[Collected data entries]
----------------------------------------

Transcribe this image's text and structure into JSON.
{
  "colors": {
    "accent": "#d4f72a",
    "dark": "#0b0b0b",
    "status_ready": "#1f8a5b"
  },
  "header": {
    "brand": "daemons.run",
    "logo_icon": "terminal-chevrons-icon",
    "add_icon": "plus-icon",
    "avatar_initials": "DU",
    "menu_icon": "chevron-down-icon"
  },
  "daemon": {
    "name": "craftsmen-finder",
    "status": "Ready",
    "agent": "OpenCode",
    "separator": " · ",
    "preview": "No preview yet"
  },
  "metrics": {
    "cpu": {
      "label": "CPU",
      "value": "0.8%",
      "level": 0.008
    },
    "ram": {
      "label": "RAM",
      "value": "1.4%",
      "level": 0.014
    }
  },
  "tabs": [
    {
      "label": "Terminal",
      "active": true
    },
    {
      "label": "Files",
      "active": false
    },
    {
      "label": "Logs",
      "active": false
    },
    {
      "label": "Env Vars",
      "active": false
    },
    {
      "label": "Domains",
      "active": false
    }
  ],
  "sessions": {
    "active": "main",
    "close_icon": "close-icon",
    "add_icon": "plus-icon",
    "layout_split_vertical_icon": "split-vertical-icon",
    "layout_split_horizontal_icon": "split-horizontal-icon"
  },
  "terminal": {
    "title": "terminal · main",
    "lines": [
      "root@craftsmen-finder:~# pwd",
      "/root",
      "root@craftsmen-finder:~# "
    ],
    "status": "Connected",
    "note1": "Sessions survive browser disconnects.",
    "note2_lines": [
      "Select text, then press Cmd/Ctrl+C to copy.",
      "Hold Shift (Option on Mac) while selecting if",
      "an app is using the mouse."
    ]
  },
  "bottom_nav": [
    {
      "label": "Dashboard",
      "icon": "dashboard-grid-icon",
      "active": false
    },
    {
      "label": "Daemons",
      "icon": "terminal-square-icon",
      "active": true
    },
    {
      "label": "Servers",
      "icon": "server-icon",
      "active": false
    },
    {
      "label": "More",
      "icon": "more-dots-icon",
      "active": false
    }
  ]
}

----------------------------------------

**TASK BRIEF**
Which lines contain the word "text"? Return each of them.

**FULL RESPONSE**
Transcribe this image's text and structure into JSON.
      "Select text, then press Cmd/Ctrl+C to copy.",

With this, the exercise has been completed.